§ INSTRUCTIONS FOR THE TASK
Give every line below again, exactly.

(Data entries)
§ §

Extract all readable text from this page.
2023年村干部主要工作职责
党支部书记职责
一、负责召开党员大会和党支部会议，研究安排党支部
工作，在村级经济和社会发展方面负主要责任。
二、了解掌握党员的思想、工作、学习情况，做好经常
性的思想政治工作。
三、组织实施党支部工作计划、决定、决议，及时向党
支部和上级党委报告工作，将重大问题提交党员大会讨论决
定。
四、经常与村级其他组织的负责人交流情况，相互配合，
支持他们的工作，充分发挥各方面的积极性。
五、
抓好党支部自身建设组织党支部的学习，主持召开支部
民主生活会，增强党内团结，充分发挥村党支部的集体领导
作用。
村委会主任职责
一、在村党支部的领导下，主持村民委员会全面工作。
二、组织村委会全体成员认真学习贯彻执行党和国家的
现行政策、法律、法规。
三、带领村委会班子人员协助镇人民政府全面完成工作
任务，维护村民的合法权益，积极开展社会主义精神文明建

§ §

§ RESPONSE TO THIS TASK
Extract all readable text from this page.
2023年村干部主要工作职责
党支部书记职责
一、负责召开党员大会和党支部会议，研究安排党支部
工作，在村级经济和社会发展方面负主要责任。
二、了解掌握党员的思想、工作、学习情况，做好经常
性的思想政治工作。
三、组织实施党支部工作计划、决定、决议，及时向党
支部和上级党委报告工作，将重大问题提交党员大会讨论决
定。
四、经常与村级其他组织的负责人交流情况，相互配合，
支持他们的工作，充分发挥各方面的积极性。
五、
抓好党支部自身建设组织党支部的学习，主持召开支部
民主生活会，增强党内团结，充分发挥村党支部的集体领导
作用。
村委会主任职责
一、在村党支部的领导下，主持村民委员会全面工作。
二、组织村委会全体成员认真学习贯彻执行党和国家的
现行政策、法律、法规。
三、带领村委会班子人员协助镇人民政府全面完成工作
任务，维护村民的合法权益，积极开展社会主义精神文明建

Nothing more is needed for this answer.